Write the data out again in full, with no departure from the original.

Dataset entries:
▬▬▬▬▬▬

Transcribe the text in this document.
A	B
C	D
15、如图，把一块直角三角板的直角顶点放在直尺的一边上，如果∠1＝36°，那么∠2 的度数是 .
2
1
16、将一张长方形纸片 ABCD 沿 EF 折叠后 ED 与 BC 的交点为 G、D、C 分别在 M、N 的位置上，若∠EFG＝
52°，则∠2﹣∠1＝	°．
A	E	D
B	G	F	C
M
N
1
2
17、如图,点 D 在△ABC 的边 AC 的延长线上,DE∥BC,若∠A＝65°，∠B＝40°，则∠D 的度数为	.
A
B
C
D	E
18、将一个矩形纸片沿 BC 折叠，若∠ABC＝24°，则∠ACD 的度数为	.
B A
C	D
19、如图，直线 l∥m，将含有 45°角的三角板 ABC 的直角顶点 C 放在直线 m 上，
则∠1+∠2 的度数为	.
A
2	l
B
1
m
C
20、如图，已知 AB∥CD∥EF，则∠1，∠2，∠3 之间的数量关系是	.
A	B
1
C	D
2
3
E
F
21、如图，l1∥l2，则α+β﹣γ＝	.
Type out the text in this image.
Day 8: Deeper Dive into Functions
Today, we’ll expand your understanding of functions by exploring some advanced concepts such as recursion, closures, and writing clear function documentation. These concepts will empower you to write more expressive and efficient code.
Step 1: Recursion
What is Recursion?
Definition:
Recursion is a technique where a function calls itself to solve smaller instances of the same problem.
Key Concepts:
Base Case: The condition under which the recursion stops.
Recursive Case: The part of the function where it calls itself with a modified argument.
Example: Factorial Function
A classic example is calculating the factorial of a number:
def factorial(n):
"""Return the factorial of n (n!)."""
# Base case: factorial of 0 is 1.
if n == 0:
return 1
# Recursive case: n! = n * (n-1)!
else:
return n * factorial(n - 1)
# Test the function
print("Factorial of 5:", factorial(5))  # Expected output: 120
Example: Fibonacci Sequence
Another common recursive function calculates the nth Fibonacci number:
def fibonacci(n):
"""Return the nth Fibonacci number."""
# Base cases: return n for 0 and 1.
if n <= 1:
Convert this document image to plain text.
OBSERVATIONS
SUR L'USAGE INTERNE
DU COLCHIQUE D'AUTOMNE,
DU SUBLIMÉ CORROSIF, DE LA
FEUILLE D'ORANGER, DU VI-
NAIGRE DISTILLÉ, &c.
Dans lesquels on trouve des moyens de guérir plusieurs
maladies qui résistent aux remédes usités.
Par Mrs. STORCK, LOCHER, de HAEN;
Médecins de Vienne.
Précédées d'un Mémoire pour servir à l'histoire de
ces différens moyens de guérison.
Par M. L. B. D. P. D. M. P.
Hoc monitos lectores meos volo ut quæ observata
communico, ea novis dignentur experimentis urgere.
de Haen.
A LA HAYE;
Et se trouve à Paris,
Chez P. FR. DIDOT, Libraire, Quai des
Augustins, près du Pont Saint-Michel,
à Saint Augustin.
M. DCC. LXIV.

▬▬▬▬▬▬

TASK RESPONSE:
Transcribe the text in this document.
A	B
C	D
15、如图，把一块直角三角板的直角顶点放在直尺的一边上，如果∠1＝36°，那么∠2 的度数是 .
2
1
16、将一张长方形纸片 ABCD 沿 EF 折叠后 ED 与 BC 的交点为 G、D、C 分别在 M、N 的位置上，若∠EFG＝
52°，则∠2﹣∠1＝	°．
A	E	D
B	G	F	C
M
N
1
2
17、如图,点 D 在△ABC 的边 AC 的延长线上,DE∥BC,若∠A＝65°，∠B＝40°，则∠D 的度数为	.
A
B
C
D	E
18、将一个矩形纸片沿 BC 折叠，若∠ABC＝24°，则∠ACD 的度数为	.
B A
C	D
19、如图，直线 l∥m，将含有 45°角的三角板 ABC 的直角顶点 C 放在直线 m 上，
则∠1+∠2 的度数为	.
A
2	l
B
1
m
C
20、如图，已知 AB∥CD∥EF，则∠1，∠2，∠3 之间的数量关系是	.
A	B
1
C	D
2
3
E
F
21、如图，l1∥l2，则α+β﹣γ＝	.
Type out the text in this image.
Day 8: Deeper Dive into Functions
Today, we’ll expand your understanding of functions by exploring some advanced concepts such as recursion, closures, and writing clear function documentation. These concepts will empower you to write more expressive and efficient code.
Step 1: Recursion
What is Recursion?
Definition:
Recursion is a technique where a function calls itself to solve smaller instances of the same problem.
Key Concepts:
Base Case: The condition under which the recursion stops.
Recursive Case: The part of the function where it calls itself with a modified argument.
Example: Factorial Function
A classic example is calculating the factorial of a number:
def factorial(n):
"""Return the factorial of n (n!)."""
# Base case: factorial of 0 is 1.
if n == 0:
return 1
# Recursive case: n! = n * (n-1)!
else:
return n * factorial(n - 1)
# Test the function
print("Factorial of 5:", factorial(5))  # Expected output: 120
Example: Fibonacci Sequence
Another common recursive function calculates the nth Fibonacci number:
def fibonacci(n):
"""Return the nth Fibonacci number."""
# Base cases: return n for 0 and 1.
if n <= 1:
Convert this document image to plain text.
OBSERVATIONS
SUR L'USAGE INTERNE
DU COLCHIQUE D'AUTOMNE,
DU SUBLIMÉ CORROSIF, DE LA
FEUILLE D'ORANGER, DU VI-
NAIGRE DISTILLÉ, &c.
Dans lesquels on trouve des moyens de guérir plusieurs
maladies qui résistent aux remédes usités.
Par Mrs. STORCK, LOCHER, de HAEN;
Médecins de Vienne.
Précédées d'un Mémoire pour servir à l'histoire de
ces différens moyens de guérison.
Par M. L. B. D. P. D. M. P.
Hoc monitos lectores meos volo ut quæ observata
communico, ea novis dignentur experimentis urgere.
de Haen.
A LA HAYE;
Et se trouve à Paris,
Chez P. FR. DIDOT, Libraire, Quai des
Augustins, près du Pont Saint-Michel,
à Saint Augustin.
M. DCC. LXIV.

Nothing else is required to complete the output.